**** RECORDED DATA

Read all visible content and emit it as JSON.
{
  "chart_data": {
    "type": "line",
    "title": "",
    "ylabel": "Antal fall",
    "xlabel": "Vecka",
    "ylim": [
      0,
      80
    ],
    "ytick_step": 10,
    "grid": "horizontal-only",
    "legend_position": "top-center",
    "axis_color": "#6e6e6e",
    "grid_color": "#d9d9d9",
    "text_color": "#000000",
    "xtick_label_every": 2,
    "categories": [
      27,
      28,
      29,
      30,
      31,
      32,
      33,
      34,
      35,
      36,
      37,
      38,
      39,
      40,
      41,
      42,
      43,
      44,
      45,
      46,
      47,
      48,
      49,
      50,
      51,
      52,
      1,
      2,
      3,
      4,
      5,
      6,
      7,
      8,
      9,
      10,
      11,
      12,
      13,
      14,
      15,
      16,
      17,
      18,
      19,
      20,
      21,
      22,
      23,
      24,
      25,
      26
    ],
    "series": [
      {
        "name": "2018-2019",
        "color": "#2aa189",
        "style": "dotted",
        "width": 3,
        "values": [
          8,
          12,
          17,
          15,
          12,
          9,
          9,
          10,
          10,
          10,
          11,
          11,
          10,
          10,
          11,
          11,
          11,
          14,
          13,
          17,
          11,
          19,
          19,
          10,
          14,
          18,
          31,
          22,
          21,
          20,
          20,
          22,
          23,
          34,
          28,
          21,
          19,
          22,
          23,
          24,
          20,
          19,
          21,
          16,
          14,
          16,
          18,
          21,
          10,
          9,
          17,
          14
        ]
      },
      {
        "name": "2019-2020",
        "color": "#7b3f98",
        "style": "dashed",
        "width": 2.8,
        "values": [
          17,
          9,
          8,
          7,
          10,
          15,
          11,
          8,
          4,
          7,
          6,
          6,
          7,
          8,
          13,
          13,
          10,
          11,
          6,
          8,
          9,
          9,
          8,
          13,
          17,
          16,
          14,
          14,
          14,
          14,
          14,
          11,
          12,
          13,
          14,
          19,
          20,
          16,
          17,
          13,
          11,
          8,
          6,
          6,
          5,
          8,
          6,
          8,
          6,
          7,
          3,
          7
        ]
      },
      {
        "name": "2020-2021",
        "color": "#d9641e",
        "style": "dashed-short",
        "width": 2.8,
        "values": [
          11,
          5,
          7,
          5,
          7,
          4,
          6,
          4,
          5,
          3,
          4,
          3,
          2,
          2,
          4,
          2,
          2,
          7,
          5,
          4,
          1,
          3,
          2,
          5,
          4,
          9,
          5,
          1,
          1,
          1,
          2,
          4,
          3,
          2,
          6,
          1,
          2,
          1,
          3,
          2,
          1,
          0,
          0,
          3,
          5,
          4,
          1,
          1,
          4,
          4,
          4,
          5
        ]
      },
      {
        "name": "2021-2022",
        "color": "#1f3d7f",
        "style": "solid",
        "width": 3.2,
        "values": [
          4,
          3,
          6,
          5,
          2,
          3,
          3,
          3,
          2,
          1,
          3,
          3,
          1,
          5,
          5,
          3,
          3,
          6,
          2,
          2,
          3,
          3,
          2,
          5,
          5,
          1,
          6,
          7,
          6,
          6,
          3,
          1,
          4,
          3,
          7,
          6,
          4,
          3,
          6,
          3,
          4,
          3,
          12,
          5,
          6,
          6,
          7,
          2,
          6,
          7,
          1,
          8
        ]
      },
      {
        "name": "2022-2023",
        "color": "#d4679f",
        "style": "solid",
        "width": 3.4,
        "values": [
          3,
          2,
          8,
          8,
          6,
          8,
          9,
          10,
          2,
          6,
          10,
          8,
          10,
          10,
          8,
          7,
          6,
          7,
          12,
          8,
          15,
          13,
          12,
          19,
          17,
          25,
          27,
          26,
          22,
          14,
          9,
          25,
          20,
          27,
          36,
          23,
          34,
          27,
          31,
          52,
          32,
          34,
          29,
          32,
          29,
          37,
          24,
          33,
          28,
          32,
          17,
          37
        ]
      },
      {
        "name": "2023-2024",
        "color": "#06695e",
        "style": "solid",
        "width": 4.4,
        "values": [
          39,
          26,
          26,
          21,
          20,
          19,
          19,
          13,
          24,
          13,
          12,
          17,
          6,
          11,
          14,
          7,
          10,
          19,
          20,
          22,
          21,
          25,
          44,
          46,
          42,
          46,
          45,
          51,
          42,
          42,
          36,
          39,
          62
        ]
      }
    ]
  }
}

********

Scan the material above. Copy each line that holds the word "name".

**CORRECT ANSWER**
        "name": "2018-2019",
        "name": "2019-2020",
        "name": "2020-2021",
        "name": "2021-2022",
        "name": "2022-2023",
        "name": "2023-2024",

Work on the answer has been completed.